WHAT IS NEEDED:
Indicate only the number of lines in the listing below in which the word "marker" appears.

::: DATA FOR THIS TASK :::

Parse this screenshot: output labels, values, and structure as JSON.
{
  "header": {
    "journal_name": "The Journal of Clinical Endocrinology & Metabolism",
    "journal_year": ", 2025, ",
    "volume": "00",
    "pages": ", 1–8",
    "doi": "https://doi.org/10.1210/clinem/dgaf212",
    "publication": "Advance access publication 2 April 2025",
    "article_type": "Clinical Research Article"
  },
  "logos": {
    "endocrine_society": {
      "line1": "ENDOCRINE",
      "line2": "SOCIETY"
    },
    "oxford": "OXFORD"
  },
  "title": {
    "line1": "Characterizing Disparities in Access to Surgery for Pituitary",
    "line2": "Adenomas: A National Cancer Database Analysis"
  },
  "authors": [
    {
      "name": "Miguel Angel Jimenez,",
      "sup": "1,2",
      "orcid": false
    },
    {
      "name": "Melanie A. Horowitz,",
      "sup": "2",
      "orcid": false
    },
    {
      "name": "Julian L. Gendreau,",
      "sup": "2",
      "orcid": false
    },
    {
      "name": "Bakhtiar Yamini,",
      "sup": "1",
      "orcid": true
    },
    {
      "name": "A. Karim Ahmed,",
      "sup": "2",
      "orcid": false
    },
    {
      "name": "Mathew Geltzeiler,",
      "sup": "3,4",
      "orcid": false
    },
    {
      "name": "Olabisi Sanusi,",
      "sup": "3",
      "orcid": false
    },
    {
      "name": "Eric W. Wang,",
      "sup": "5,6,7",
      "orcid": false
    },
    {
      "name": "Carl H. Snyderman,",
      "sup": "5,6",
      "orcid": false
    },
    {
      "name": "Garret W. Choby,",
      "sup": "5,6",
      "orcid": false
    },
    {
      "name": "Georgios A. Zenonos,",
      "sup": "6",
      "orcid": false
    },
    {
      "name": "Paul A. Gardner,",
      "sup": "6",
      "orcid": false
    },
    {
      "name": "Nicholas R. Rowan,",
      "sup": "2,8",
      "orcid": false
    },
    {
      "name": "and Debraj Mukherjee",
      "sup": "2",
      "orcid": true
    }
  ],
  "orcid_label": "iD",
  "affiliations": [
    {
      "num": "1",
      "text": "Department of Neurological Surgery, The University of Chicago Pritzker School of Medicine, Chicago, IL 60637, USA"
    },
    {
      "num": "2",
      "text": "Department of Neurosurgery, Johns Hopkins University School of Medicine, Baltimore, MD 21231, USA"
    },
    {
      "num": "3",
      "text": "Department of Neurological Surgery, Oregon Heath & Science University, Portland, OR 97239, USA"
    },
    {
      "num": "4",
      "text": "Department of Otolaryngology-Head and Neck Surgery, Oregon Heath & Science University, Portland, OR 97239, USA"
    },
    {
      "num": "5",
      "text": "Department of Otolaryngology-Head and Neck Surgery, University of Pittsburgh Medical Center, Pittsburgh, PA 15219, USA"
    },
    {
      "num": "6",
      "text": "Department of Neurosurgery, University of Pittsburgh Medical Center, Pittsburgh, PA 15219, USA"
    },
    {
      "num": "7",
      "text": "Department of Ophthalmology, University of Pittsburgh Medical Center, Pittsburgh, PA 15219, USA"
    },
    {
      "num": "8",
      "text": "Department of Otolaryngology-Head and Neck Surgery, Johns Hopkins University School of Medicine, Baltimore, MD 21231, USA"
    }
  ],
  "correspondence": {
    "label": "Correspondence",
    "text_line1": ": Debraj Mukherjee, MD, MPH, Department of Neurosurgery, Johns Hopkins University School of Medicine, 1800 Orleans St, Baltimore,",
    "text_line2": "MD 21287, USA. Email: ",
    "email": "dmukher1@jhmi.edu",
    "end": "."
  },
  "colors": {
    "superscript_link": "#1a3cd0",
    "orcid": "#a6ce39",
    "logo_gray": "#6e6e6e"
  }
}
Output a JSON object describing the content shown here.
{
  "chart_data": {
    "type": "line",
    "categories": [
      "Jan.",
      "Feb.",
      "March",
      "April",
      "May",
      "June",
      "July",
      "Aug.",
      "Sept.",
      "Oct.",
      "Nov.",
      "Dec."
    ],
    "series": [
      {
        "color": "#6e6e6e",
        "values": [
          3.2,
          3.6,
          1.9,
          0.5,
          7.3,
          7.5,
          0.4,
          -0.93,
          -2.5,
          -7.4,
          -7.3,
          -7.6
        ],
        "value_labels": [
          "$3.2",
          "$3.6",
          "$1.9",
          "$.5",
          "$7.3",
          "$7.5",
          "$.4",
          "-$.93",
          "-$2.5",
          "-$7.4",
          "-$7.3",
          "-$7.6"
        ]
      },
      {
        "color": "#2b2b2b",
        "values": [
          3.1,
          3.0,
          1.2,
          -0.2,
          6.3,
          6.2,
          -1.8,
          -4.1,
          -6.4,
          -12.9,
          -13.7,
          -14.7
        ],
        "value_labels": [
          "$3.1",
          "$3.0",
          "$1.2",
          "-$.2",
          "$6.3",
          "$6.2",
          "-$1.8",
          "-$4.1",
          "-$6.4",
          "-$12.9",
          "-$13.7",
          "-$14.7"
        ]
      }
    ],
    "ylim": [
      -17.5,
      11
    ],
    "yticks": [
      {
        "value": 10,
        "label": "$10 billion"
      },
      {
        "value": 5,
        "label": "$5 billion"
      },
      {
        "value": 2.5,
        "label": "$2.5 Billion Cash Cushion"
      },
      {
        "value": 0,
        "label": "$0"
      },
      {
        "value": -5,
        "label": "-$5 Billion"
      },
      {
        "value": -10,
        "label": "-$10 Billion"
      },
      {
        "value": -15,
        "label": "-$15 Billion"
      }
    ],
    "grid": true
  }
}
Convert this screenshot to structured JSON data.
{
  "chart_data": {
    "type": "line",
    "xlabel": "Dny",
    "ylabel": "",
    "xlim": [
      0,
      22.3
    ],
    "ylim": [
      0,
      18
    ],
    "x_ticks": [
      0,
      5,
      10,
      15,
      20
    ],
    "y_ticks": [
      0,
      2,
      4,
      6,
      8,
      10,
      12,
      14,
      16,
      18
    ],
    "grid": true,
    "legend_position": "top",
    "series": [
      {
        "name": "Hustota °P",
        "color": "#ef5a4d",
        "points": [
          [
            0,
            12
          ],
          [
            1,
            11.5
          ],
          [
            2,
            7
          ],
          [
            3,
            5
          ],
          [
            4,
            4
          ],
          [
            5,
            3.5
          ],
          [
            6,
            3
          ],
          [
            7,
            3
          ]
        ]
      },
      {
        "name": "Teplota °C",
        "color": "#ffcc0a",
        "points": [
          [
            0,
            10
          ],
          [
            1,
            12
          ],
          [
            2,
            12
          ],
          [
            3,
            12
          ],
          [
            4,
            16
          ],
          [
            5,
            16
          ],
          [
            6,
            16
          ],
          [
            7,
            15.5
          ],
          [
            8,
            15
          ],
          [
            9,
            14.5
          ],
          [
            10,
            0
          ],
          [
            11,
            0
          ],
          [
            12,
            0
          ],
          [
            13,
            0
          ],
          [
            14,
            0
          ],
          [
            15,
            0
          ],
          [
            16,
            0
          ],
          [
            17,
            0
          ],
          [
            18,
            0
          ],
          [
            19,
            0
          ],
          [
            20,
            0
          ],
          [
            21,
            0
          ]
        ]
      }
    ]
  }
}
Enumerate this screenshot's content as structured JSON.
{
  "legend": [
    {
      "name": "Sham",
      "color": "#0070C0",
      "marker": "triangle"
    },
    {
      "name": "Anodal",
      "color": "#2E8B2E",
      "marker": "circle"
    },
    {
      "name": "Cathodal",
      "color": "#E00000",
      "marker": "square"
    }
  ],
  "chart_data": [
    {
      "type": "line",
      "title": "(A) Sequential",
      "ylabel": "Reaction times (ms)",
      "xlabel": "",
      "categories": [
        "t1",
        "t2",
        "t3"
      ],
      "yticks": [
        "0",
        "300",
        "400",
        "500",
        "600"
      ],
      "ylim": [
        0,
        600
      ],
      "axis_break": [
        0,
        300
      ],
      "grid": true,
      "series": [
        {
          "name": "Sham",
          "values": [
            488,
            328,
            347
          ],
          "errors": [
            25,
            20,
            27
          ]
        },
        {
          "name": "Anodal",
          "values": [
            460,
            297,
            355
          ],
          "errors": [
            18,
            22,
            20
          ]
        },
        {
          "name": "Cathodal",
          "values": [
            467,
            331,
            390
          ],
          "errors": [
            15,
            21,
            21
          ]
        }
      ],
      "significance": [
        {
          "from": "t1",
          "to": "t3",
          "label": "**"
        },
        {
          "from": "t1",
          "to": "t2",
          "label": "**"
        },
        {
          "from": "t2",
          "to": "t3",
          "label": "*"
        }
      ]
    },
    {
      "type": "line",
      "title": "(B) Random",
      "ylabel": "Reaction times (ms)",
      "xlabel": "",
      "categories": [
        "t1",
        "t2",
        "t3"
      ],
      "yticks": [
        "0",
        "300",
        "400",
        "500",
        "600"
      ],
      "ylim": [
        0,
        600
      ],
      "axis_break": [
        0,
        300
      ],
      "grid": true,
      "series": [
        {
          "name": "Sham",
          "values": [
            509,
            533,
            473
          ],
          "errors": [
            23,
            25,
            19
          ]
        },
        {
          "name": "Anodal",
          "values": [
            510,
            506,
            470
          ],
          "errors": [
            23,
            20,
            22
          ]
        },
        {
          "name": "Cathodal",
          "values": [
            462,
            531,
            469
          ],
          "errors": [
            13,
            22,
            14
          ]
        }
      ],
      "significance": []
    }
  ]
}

:::

ANSWER TO THIS EXERCISE:
3